— Start Records for the task —

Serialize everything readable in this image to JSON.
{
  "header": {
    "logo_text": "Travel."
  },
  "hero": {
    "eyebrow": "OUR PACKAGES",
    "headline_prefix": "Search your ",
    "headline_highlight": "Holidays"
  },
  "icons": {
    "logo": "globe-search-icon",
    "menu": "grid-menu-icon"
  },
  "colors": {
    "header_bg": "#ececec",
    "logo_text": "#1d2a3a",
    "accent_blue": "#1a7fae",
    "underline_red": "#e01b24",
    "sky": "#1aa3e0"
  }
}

— End Records for the task —

Given problem: Set down the material above again, word for word.

Worked solution:
Serialize everything readable in this image to JSON.
{
  "header": {
    "logo_text": "Travel."
  },
  "hero": {
    "eyebrow": "OUR PACKAGES",
    "headline_prefix": "Search your ",
    "headline_highlight": "Holidays"
  },
  "icons": {
    "logo": "globe-search-icon",
    "menu": "grid-menu-icon"
  },
  "colors": {
    "header_bg": "#ececec",
    "logo_text": "#1d2a3a",
    "accent_blue": "#1a7fae",
    "underline_red": "#e01b24",
    "sky": "#1aa3e0"
  }
}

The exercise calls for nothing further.